Problem to solve: Repeat each record exactly as written, and drop any images.

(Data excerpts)
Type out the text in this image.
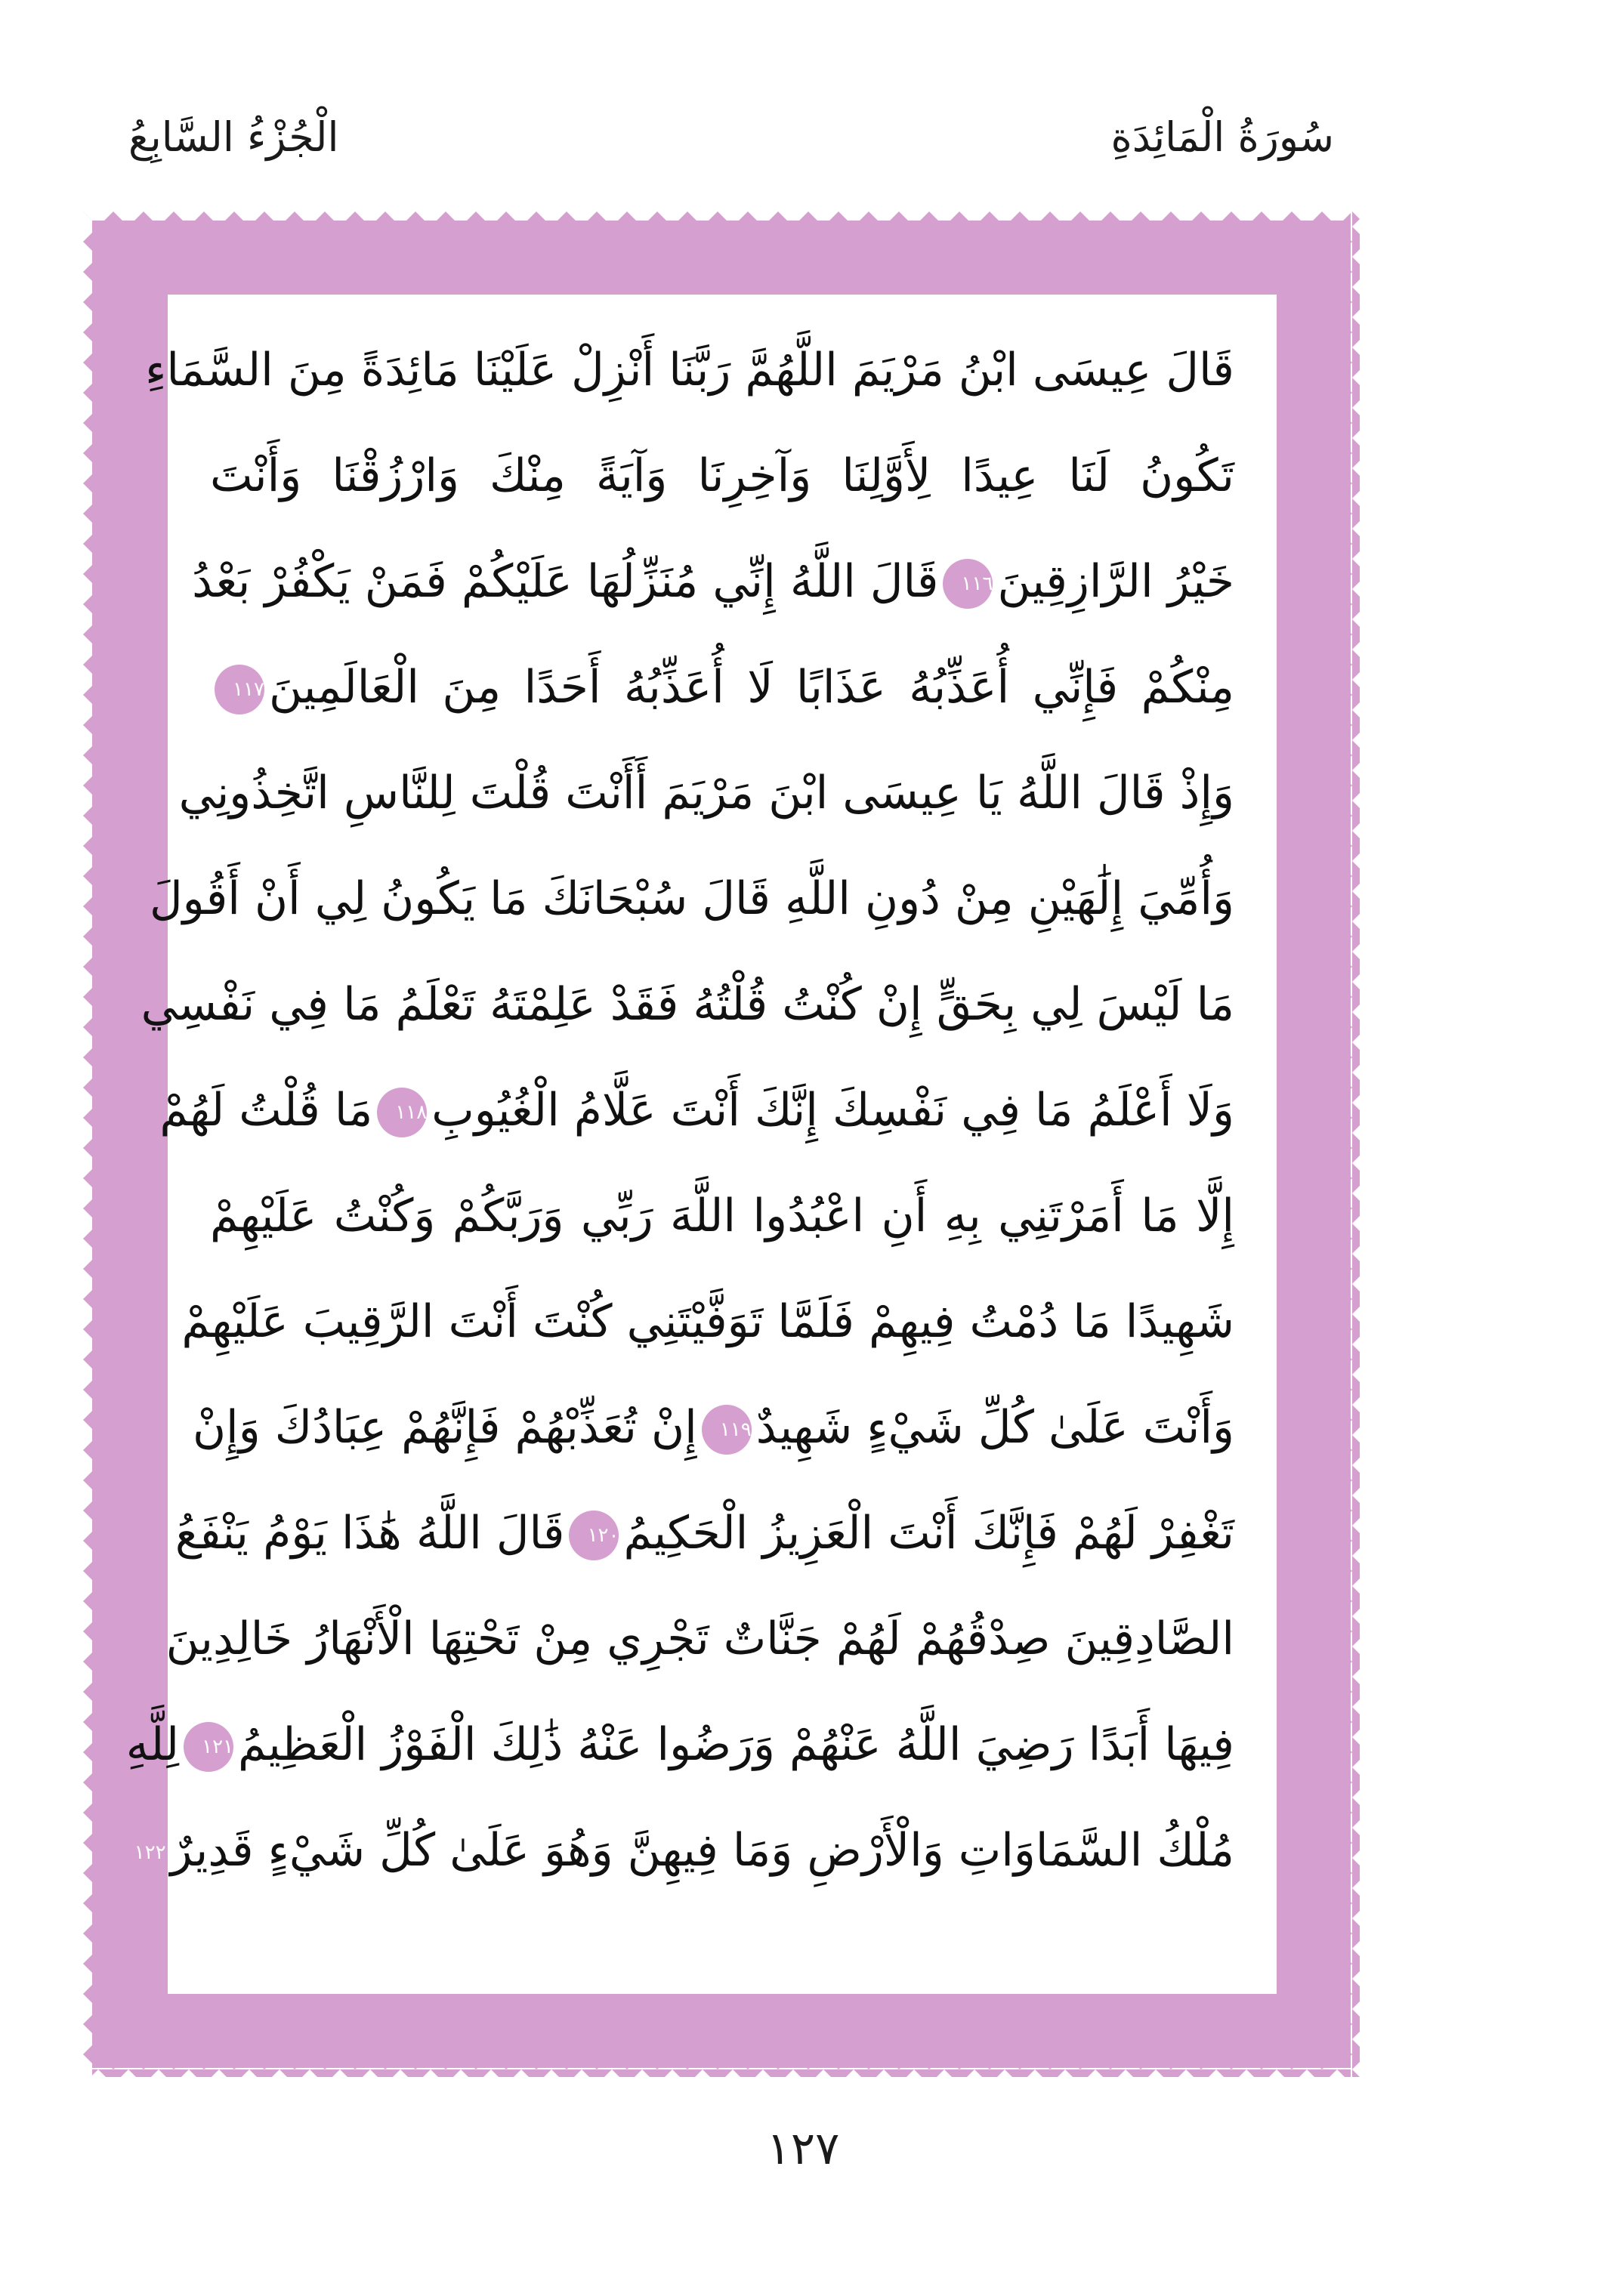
سُورَةُ الْمَائِدَةِ
الْجُزْءُ السَّابِعُ
قَالَ عِيسَى ابْنُ مَرْيَمَ اللَّهُمَّ رَبَّنَا أَنْزِلْ عَلَيْنَا مَائِدَةً مِنَ السَّمَاءِ
تَكُونُ لَنَا عِيدًا لِأَوَّلِنَا وَآخِرِنَا وَآيَةً مِنْكَ وَارْزُقْنَا وَأَنْتَ
خَيْرُ الرَّازِقِينَ١١٦قَالَ اللَّهُ إِنِّي مُنَزِّلُهَا عَلَيْكُمْ فَمَنْ يَكْفُرْ بَعْدُ
مِنْكُمْ فَإِنِّي أُعَذِّبُهُ عَذَابًا لَا أُعَذِّبُهُ أَحَدًا مِنَ الْعَالَمِينَ١١٧
وَإِذْ قَالَ اللَّهُ يَا عِيسَى ابْنَ مَرْيَمَ أَأَنْتَ قُلْتَ لِلنَّاسِ اتَّخِذُونِي
وَأُمِّيَ إِلَٰهَيْنِ مِنْ دُونِ اللَّهِ قَالَ سُبْحَانَكَ مَا يَكُونُ لِي أَنْ أَقُولَ
مَا لَيْسَ لِي بِحَقٍّ إِنْ كُنْتُ قُلْتُهُ فَقَدْ عَلِمْتَهُ تَعْلَمُ مَا فِي نَفْسِي
وَلَا أَعْلَمُ مَا فِي نَفْسِكَ إِنَّكَ أَنْتَ عَلَّامُ الْغُيُوبِ١١٨مَا قُلْتُ لَهُمْ
إِلَّا مَا أَمَرْتَنِي بِهِ أَنِ اعْبُدُوا اللَّهَ رَبِّي وَرَبَّكُمْ وَكُنْتُ عَلَيْهِمْ
شَهِيدًا مَا دُمْتُ فِيهِمْ فَلَمَّا تَوَفَّيْتَنِي كُنْتَ أَنْتَ الرَّقِيبَ عَلَيْهِمْ
وَأَنْتَ عَلَىٰ كُلِّ شَيْءٍ شَهِيدٌ١١٩إِنْ تُعَذِّبْهُمْ فَإِنَّهُمْ عِبَادُكَ وَإِنْ
تَغْفِرْ لَهُمْ فَإِنَّكَ أَنْتَ الْعَزِيزُ الْحَكِيمُ١٢٠قَالَ اللَّهُ هَٰذَا يَوْمُ يَنْفَعُ
الصَّادِقِينَ صِدْقُهُمْ لَهُمْ جَنَّاتٌ تَجْرِي مِنْ تَحْتِهَا الْأَنْهَارُ خَالِدِينَ
فِيهَا أَبَدًا رَضِيَ اللَّهُ عَنْهُمْ وَرَضُوا عَنْهُ ذَٰلِكَ الْفَوْزُ الْعَظِيمُ١٢١لِلَّهِ
مُلْكُ السَّمَاوَاتِ وَالْأَرْضِ وَمَا فِيهِنَّ وَهُوَ عَلَىٰ كُلِّ شَيْءٍ قَدِيرٌ١٢٢
١٢٧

Exercise output:
Type out the text in this image.
سُورَةُ الْمَائِدَةِ
الْجُزْءُ السَّابِعُ
قَالَ عِيسَى ابْنُ مَرْيَمَ اللَّهُمَّ رَبَّنَا أَنْزِلْ عَلَيْنَا مَائِدَةً مِنَ السَّمَاءِ
تَكُونُ لَنَا عِيدًا لِأَوَّلِنَا وَآخِرِنَا وَآيَةً مِنْكَ وَارْزُقْنَا وَأَنْتَ
خَيْرُ الرَّازِقِينَ١١٦قَالَ اللَّهُ إِنِّي مُنَزِّلُهَا عَلَيْكُمْ فَمَنْ يَكْفُرْ بَعْدُ
مِنْكُمْ فَإِنِّي أُعَذِّبُهُ عَذَابًا لَا أُعَذِّبُهُ أَحَدًا مِنَ الْعَالَمِينَ١١٧
وَإِذْ قَالَ اللَّهُ يَا عِيسَى ابْنَ مَرْيَمَ أَأَنْتَ قُلْتَ لِلنَّاسِ اتَّخِذُونِي
وَأُمِّيَ إِلَٰهَيْنِ مِنْ دُونِ اللَّهِ قَالَ سُبْحَانَكَ مَا يَكُونُ لِي أَنْ أَقُولَ
مَا لَيْسَ لِي بِحَقٍّ إِنْ كُنْتُ قُلْتُهُ فَقَدْ عَلِمْتَهُ تَعْلَمُ مَا فِي نَفْسِي
وَلَا أَعْلَمُ مَا فِي نَفْسِكَ إِنَّكَ أَنْتَ عَلَّامُ الْغُيُوبِ١١٨مَا قُلْتُ لَهُمْ
إِلَّا مَا أَمَرْتَنِي بِهِ أَنِ اعْبُدُوا اللَّهَ رَبِّي وَرَبَّكُمْ وَكُنْتُ عَلَيْهِمْ
شَهِيدًا مَا دُمْتُ فِيهِمْ فَلَمَّا تَوَفَّيْتَنِي كُنْتَ أَنْتَ الرَّقِيبَ عَلَيْهِمْ
وَأَنْتَ عَلَىٰ كُلِّ شَيْءٍ شَهِيدٌ١١٩إِنْ تُعَذِّبْهُمْ فَإِنَّهُمْ عِبَادُكَ وَإِنْ
تَغْفِرْ لَهُمْ فَإِنَّكَ أَنْتَ الْعَزِيزُ الْحَكِيمُ١٢٠قَالَ اللَّهُ هَٰذَا يَوْمُ يَنْفَعُ
الصَّادِقِينَ صِدْقُهُمْ لَهُمْ جَنَّاتٌ تَجْرِي مِنْ تَحْتِهَا الْأَنْهَارُ خَالِدِينَ
فِيهَا أَبَدًا رَضِيَ اللَّهُ عَنْهُمْ وَرَضُوا عَنْهُ ذَٰلِكَ الْفَوْزُ الْعَظِيمُ١٢١لِلَّهِ
مُلْكُ السَّمَاوَاتِ وَالْأَرْضِ وَمَا فِيهِنَّ وَهُوَ عَلَىٰ كُلِّ شَيْءٍ قَدِيرٌ١٢٢
١٢٧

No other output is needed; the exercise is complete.